▶ _DATA SECTION_
-------------------------

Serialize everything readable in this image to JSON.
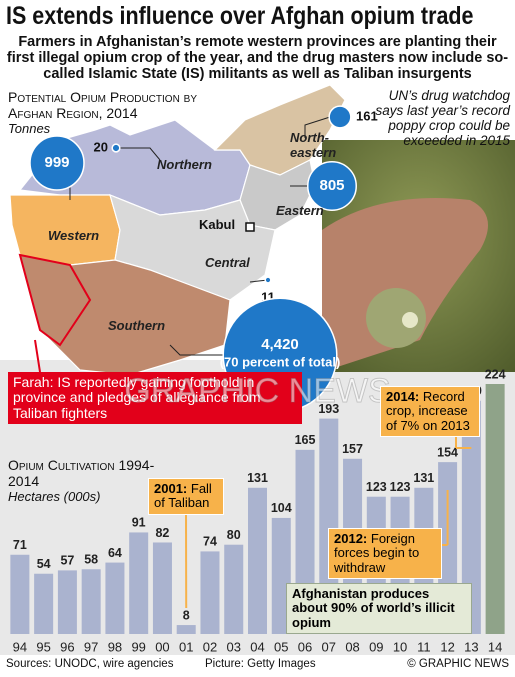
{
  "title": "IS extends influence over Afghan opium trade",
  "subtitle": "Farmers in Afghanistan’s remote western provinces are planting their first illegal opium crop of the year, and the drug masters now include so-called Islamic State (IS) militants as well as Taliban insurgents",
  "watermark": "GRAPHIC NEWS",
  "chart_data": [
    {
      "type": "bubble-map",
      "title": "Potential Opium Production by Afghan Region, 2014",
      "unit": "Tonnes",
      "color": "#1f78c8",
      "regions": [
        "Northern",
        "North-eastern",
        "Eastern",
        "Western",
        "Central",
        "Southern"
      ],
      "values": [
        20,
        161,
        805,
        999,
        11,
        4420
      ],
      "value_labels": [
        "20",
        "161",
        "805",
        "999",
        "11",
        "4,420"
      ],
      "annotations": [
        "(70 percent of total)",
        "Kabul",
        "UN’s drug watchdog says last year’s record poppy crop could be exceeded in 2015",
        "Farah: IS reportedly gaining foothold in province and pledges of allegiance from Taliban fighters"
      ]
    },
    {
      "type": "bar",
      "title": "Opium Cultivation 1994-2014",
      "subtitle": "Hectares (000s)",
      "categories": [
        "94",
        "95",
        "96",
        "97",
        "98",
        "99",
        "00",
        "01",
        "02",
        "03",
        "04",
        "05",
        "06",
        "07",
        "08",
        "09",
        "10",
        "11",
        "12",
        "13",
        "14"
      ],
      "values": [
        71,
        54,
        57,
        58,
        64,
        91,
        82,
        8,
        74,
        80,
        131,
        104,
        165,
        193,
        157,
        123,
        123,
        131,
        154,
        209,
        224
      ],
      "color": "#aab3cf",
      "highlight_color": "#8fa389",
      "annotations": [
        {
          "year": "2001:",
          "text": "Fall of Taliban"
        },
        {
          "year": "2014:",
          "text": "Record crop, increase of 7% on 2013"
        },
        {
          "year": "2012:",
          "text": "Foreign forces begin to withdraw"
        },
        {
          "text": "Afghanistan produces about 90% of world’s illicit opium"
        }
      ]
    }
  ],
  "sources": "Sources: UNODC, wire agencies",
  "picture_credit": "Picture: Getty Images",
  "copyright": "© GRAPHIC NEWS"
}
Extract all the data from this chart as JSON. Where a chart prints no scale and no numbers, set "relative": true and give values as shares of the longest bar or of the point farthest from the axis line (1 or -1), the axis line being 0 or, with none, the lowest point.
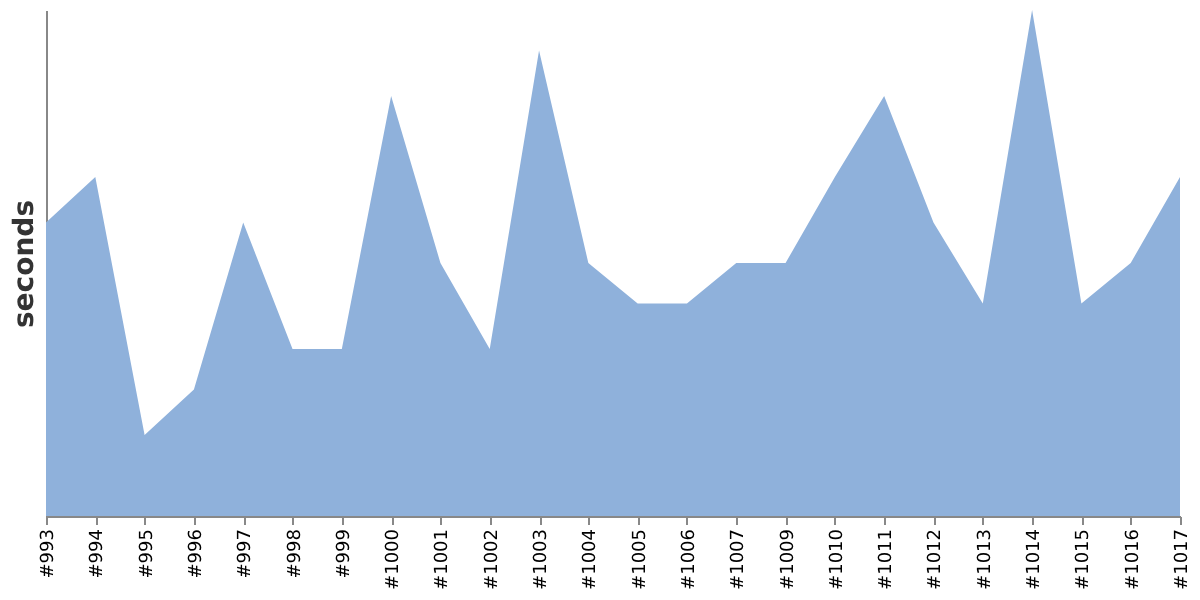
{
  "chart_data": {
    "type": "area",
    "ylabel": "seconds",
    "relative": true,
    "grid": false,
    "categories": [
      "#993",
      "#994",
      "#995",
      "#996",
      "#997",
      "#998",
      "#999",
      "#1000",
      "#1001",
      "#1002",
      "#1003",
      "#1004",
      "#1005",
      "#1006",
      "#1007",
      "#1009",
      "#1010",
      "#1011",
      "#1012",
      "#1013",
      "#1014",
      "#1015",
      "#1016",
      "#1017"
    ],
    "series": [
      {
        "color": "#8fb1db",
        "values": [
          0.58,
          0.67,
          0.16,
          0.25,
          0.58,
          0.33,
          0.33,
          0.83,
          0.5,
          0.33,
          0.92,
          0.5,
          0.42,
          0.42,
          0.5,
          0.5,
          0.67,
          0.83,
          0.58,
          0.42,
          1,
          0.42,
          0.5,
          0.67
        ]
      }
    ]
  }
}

-------------------------

▶ _TASK DESCRIPTION_
Every line in the data that holds "Afghanistan" should be copied out.

▶ _COMPLETED EXERCISE_
  "subtitle": "Farmers in Afghanistan’s remote western provinces are planting their first illegal opium crop of the year, and the drug masters now include so-called Islamic State (IS) militants as well as Taliban insurgents",
          "text": "Afghanistan produces about 90% of world’s illicit opium"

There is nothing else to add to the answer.